*What you should do*
Lift out each line of the data that holds "JSON".

(begin)

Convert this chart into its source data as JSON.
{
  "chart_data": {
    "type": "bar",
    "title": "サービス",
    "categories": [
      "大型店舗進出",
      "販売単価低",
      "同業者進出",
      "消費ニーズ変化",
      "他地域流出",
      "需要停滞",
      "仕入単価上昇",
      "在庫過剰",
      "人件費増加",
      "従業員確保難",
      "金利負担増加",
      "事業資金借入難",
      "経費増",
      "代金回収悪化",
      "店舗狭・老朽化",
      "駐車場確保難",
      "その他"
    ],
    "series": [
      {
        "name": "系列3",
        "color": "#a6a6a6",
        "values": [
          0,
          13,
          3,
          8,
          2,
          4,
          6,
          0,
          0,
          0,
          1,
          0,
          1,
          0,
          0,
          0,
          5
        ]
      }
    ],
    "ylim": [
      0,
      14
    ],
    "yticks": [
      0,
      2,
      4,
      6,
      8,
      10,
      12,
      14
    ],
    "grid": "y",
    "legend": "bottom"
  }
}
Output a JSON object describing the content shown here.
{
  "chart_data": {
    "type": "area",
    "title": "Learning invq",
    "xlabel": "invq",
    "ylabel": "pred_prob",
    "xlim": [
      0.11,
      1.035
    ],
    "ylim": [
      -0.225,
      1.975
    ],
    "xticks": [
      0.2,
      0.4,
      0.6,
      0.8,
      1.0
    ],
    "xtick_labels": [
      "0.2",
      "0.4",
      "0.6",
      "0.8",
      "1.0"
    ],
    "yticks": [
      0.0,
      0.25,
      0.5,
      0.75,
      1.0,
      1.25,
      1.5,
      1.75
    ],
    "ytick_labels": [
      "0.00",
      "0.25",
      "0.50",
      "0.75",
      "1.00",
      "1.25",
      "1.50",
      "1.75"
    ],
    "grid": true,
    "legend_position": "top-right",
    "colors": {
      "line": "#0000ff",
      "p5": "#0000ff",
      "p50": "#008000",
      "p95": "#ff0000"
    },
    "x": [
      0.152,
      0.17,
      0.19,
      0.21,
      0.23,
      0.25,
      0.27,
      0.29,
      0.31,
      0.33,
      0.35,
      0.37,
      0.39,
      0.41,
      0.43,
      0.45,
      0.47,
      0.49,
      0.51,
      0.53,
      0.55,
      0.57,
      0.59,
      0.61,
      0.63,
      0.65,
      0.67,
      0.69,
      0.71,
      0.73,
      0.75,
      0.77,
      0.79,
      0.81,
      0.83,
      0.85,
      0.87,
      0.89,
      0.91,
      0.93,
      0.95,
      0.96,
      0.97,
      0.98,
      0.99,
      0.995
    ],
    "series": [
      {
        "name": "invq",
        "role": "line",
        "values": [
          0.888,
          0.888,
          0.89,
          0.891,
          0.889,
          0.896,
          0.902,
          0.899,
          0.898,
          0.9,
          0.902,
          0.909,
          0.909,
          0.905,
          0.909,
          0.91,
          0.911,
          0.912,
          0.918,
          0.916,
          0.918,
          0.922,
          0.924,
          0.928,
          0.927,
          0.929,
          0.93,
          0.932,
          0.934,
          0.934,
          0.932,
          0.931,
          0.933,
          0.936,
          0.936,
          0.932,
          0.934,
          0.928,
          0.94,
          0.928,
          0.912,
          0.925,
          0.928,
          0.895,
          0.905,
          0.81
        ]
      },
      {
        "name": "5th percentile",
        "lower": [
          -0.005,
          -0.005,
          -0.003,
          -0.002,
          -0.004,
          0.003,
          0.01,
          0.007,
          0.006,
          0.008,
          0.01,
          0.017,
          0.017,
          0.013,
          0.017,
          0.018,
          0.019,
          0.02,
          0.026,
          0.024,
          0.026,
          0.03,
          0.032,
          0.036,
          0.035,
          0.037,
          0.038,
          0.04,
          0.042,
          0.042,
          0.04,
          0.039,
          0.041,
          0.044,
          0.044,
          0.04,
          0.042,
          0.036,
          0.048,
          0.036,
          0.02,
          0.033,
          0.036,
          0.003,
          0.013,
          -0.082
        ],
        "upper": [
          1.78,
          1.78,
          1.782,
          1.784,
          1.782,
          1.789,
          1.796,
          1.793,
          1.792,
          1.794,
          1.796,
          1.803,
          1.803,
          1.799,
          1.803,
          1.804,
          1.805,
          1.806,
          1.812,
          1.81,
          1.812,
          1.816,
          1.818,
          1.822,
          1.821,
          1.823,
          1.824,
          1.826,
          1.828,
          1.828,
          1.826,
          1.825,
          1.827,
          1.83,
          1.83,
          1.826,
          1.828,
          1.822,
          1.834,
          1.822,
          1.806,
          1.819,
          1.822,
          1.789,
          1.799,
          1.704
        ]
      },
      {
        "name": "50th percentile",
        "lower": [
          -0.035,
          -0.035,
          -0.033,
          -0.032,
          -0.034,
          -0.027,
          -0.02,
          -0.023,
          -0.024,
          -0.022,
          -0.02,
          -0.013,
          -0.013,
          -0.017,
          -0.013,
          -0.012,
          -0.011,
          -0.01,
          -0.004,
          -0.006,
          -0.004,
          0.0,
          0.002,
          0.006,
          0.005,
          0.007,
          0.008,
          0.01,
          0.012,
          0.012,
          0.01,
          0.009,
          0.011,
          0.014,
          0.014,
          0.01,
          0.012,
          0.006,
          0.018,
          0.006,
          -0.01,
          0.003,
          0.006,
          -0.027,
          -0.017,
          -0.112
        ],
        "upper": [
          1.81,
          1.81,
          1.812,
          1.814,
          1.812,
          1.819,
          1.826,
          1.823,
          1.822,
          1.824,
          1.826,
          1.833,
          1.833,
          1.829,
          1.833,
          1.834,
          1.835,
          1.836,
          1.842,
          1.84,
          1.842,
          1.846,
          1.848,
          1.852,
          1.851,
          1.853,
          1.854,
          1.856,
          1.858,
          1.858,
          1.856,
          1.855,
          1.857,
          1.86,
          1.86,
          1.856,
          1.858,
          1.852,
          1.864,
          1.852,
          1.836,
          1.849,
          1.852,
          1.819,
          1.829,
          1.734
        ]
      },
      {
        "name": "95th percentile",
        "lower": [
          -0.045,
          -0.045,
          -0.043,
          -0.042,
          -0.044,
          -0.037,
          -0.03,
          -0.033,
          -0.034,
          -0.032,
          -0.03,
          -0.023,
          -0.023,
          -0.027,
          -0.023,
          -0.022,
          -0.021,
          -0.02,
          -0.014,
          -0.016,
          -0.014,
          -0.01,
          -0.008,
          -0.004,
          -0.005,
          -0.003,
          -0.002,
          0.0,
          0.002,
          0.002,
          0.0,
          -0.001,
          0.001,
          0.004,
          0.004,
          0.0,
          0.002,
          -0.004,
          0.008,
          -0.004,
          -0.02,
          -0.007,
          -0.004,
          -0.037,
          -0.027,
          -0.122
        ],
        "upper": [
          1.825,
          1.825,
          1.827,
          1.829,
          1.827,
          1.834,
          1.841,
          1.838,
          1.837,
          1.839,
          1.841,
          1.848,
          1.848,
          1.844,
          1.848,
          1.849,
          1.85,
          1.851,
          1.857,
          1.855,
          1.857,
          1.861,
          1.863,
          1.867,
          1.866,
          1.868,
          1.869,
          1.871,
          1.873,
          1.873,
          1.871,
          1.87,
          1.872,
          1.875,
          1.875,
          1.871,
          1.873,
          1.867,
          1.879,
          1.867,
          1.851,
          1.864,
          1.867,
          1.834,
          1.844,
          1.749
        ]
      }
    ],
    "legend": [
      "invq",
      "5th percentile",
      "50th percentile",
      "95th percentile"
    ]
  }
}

(end)

*Right answer*
Convert this chart into its source data as JSON.
Output a JSON object describing the content shown here.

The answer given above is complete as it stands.